**A run of records:**
□ □ □ □ □ □ □
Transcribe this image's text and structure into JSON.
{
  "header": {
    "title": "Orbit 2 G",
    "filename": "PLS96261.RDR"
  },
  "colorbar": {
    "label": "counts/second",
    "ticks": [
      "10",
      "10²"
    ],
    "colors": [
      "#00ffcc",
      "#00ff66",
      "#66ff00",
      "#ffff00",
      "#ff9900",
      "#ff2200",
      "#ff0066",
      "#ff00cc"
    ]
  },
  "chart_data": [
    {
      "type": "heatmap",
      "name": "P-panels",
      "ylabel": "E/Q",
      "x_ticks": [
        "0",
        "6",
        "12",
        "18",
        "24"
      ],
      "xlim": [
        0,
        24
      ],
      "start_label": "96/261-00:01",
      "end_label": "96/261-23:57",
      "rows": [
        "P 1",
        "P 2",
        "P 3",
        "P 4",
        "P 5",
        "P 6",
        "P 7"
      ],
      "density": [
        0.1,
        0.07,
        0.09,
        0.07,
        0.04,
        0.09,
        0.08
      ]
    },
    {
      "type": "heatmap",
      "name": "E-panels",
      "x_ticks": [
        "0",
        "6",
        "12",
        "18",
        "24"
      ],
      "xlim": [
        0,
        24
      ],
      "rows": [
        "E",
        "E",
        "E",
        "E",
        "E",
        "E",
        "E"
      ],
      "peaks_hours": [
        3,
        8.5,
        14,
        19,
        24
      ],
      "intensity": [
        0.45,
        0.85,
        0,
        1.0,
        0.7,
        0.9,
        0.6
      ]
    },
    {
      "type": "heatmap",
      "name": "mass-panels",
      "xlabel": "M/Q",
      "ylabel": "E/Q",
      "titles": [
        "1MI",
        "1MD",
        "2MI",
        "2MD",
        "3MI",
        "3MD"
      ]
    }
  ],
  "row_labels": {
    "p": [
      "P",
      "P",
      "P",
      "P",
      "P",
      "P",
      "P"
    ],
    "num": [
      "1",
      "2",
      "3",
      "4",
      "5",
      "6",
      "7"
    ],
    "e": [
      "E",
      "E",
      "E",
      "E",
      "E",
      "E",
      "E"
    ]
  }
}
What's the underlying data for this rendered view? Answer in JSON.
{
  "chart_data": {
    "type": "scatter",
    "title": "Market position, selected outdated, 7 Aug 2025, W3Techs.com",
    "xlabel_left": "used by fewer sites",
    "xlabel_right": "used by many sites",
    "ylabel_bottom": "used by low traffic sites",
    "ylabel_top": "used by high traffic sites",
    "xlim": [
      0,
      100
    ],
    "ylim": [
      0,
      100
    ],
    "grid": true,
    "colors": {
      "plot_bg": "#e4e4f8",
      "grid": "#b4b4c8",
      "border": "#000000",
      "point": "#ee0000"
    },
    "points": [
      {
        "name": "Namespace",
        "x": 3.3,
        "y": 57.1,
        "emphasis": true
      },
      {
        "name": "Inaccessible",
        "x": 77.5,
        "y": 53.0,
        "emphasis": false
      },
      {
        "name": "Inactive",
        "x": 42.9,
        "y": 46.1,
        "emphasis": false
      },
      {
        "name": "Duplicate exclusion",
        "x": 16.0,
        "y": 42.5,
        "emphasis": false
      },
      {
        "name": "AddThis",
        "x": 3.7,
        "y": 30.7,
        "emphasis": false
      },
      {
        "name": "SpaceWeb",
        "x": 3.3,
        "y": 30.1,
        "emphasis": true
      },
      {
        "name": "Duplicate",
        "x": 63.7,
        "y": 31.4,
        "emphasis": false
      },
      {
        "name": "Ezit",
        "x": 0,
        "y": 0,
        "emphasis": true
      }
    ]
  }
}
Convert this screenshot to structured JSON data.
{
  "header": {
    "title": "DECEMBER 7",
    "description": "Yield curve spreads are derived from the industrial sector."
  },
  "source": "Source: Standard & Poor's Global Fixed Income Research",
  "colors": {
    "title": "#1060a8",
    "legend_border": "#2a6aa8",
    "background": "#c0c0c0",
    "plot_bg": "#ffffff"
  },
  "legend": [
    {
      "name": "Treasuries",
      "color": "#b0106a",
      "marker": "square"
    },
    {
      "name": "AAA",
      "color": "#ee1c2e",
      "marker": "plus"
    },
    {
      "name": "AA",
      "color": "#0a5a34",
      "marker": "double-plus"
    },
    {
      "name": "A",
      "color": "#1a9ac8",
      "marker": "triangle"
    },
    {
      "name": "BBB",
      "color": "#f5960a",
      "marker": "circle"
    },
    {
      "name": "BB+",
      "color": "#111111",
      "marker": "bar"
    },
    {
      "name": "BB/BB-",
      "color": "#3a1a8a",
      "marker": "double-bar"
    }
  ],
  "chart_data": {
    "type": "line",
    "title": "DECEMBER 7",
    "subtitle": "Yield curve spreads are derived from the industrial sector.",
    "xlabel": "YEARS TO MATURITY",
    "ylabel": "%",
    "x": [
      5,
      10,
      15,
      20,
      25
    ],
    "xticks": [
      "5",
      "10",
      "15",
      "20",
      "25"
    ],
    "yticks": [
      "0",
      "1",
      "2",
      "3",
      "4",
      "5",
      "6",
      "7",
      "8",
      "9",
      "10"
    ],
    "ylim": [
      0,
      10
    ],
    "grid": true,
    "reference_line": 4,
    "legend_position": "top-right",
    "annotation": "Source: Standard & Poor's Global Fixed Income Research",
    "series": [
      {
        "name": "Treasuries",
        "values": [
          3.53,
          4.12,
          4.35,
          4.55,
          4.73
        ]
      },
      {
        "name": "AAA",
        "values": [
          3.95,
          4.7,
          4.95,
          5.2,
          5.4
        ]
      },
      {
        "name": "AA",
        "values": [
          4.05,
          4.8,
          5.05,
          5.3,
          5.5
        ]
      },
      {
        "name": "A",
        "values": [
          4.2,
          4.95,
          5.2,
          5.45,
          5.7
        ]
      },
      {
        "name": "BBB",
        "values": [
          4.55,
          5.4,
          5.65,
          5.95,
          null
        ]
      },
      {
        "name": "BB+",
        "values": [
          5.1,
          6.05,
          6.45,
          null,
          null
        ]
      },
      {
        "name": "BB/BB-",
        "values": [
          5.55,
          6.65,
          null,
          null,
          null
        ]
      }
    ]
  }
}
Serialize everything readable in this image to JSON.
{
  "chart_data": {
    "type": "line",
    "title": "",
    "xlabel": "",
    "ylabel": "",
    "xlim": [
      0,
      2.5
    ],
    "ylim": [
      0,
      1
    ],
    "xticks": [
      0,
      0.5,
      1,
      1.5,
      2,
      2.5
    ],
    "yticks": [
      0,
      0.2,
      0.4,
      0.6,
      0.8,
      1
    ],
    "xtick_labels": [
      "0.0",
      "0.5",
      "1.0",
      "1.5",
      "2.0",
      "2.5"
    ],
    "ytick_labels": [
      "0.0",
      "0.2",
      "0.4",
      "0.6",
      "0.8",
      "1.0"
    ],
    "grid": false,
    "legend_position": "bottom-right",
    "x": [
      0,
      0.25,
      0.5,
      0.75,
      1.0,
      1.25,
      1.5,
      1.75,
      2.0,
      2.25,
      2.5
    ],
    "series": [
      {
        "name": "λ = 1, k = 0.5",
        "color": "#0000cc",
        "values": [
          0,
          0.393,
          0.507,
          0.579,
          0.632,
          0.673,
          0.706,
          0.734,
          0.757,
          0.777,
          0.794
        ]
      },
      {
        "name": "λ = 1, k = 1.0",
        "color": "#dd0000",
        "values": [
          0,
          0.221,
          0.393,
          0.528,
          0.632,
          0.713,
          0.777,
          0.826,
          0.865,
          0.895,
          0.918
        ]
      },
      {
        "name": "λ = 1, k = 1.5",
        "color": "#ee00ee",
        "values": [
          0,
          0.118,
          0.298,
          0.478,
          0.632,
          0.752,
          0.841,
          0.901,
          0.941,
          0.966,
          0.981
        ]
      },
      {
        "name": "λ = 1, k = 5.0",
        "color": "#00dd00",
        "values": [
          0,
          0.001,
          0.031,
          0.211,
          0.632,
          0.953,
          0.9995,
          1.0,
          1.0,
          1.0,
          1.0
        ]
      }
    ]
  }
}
□ □ □ □ □ □ □
**EXERCISE AIM:** Copy every line of the entries above in which "JSON" occurs.

**EXERCISE OUTPUT:**
Transcribe this image's text and structure into JSON.
What's the underlying data for this rendered view? Answer in JSON.
Convert this screenshot to structured JSON data.
Serialize everything readable in this image to JSON.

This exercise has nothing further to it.